▶ TASK TO CARRY OUT
Output all of the entries below precisely as written.

▶ EXERCISE MATERIALS
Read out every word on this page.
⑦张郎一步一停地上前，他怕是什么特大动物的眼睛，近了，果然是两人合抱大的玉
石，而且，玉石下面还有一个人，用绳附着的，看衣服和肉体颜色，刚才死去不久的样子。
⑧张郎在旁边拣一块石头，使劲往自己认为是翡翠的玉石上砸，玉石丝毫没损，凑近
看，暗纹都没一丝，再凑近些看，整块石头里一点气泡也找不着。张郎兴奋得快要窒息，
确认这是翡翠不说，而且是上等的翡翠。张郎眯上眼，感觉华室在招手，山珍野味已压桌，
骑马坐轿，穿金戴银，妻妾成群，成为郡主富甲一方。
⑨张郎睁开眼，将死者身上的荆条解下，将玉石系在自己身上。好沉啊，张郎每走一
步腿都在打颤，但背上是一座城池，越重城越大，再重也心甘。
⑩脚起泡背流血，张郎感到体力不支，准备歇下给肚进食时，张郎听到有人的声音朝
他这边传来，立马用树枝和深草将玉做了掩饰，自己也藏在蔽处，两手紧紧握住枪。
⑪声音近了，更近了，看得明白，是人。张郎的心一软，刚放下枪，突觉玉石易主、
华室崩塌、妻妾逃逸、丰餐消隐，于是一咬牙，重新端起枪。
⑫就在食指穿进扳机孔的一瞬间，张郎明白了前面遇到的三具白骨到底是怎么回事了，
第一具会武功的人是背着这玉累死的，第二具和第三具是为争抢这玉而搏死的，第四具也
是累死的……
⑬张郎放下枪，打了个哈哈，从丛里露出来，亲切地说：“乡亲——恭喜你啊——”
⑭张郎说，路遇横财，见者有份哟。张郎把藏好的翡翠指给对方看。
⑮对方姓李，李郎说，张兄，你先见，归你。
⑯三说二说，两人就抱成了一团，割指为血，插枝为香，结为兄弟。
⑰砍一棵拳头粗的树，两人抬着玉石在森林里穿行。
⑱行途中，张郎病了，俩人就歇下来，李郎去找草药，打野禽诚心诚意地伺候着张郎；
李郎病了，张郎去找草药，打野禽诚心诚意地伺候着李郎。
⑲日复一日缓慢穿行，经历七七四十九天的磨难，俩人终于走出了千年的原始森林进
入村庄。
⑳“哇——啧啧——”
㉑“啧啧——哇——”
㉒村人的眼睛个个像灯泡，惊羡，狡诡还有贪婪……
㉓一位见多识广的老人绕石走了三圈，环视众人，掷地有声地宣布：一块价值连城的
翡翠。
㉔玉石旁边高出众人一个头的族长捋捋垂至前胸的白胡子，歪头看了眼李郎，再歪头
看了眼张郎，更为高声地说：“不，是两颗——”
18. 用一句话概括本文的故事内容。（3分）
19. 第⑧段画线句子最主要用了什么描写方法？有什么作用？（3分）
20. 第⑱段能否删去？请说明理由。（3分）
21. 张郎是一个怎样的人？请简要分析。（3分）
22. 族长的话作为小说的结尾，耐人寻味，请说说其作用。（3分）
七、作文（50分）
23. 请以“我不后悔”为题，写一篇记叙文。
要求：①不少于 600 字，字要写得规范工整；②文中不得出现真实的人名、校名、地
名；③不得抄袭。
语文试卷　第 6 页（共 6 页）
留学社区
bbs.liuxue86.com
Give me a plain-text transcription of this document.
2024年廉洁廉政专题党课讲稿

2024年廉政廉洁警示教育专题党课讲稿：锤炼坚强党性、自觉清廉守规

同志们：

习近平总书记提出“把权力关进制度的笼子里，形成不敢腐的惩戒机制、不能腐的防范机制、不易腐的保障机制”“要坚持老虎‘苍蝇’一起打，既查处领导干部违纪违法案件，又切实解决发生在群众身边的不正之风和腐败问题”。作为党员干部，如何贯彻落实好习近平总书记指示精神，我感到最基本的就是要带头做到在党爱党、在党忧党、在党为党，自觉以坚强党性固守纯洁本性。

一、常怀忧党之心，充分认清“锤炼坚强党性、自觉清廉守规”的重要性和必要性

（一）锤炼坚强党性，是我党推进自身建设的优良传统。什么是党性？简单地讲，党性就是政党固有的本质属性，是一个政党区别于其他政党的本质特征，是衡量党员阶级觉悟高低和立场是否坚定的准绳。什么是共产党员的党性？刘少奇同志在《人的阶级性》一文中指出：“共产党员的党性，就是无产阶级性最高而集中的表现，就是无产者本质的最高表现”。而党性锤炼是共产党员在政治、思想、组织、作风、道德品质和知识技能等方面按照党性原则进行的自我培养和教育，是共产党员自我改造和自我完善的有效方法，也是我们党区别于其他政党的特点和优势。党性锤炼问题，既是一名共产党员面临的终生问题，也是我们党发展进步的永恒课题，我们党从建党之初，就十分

▶ RESULT BELOW
Read out every word on this page.
⑦张郎一步一停地上前，他怕是什么特大动物的眼睛，近了，果然是两人合抱大的玉
石，而且，玉石下面还有一个人，用绳附着的，看衣服和肉体颜色，刚才死去不久的样子。
⑧张郎在旁边拣一块石头，使劲往自己认为是翡翠的玉石上砸，玉石丝毫没损，凑近
看，暗纹都没一丝，再凑近些看，整块石头里一点气泡也找不着。张郎兴奋得快要窒息，
确认这是翡翠不说，而且是上等的翡翠。张郎眯上眼，感觉华室在招手，山珍野味已压桌，
骑马坐轿，穿金戴银，妻妾成群，成为郡主富甲一方。
⑨张郎睁开眼，将死者身上的荆条解下，将玉石系在自己身上。好沉啊，张郎每走一
步腿都在打颤，但背上是一座城池，越重城越大，再重也心甘。
⑩脚起泡背流血，张郎感到体力不支，准备歇下给肚进食时，张郎听到有人的声音朝
他这边传来，立马用树枝和深草将玉做了掩饰，自己也藏在蔽处，两手紧紧握住枪。
⑪声音近了，更近了，看得明白，是人。张郎的心一软，刚放下枪，突觉玉石易主、
华室崩塌、妻妾逃逸、丰餐消隐，于是一咬牙，重新端起枪。
⑫就在食指穿进扳机孔的一瞬间，张郎明白了前面遇到的三具白骨到底是怎么回事了，
第一具会武功的人是背着这玉累死的，第二具和第三具是为争抢这玉而搏死的，第四具也
是累死的……
⑬张郎放下枪，打了个哈哈，从丛里露出来，亲切地说：“乡亲——恭喜你啊——”
⑭张郎说，路遇横财，见者有份哟。张郎把藏好的翡翠指给对方看。
⑮对方姓李，李郎说，张兄，你先见，归你。
⑯三说二说，两人就抱成了一团，割指为血，插枝为香，结为兄弟。
⑰砍一棵拳头粗的树，两人抬着玉石在森林里穿行。
⑱行途中，张郎病了，俩人就歇下来，李郎去找草药，打野禽诚心诚意地伺候着张郎；
李郎病了，张郎去找草药，打野禽诚心诚意地伺候着李郎。
⑲日复一日缓慢穿行，经历七七四十九天的磨难，俩人终于走出了千年的原始森林进
入村庄。
⑳“哇——啧啧——”
㉑“啧啧——哇——”
㉒村人的眼睛个个像灯泡，惊羡，狡诡还有贪婪……
㉓一位见多识广的老人绕石走了三圈，环视众人，掷地有声地宣布：一块价值连城的
翡翠。
㉔玉石旁边高出众人一个头的族长捋捋垂至前胸的白胡子，歪头看了眼李郎，再歪头
看了眼张郎，更为高声地说：“不，是两颗——”
18. 用一句话概括本文的故事内容。（3分）
19. 第⑧段画线句子最主要用了什么描写方法？有什么作用？（3分）
20. 第⑱段能否删去？请说明理由。（3分）
21. 张郎是一个怎样的人？请简要分析。（3分）
22. 族长的话作为小说的结尾，耐人寻味，请说说其作用。（3分）
七、作文（50分）
23. 请以“我不后悔”为题，写一篇记叙文。
要求：①不少于 600 字，字要写得规范工整；②文中不得出现真实的人名、校名、地
名；③不得抄袭。
语文试卷　第 6 页（共 6 页）
留学社区
bbs.liuxue86.com
Give me a plain-text transcription of this document.
2024年廉洁廉政专题党课讲稿

2024年廉政廉洁警示教育专题党课讲稿：锤炼坚强党性、自觉清廉守规

同志们：

习近平总书记提出“把权力关进制度的笼子里，形成不敢腐的惩戒机制、不能腐的防范机制、不易腐的保障机制”“要坚持老虎‘苍蝇’一起打，既查处领导干部违纪违法案件，又切实解决发生在群众身边的不正之风和腐败问题”。作为党员干部，如何贯彻落实好习近平总书记指示精神，我感到最基本的就是要带头做到在党爱党、在党忧党、在党为党，自觉以坚强党性固守纯洁本性。

一、常怀忧党之心，充分认清“锤炼坚强党性、自觉清廉守规”的重要性和必要性

（一）锤炼坚强党性，是我党推进自身建设的优良传统。什么是党性？简单地讲，党性就是政党固有的本质属性，是一个政党区别于其他政党的本质特征，是衡量党员阶级觉悟高低和立场是否坚定的准绳。什么是共产党员的党性？刘少奇同志在《人的阶级性》一文中指出：“共产党员的党性，就是无产阶级性最高而集中的表现，就是无产者本质的最高表现”。而党性锤炼是共产党员在政治、思想、组织、作风、道德品质和知识技能等方面按照党性原则进行的自我培养和教育，是共产党员自我改造和自我完善的有效方法，也是我们党区别于其他政党的特点和优势。党性锤炼问题，既是一名共产党员面临的终生问题，也是我们党发展进步的永恒课题，我们党从建党之初，就十分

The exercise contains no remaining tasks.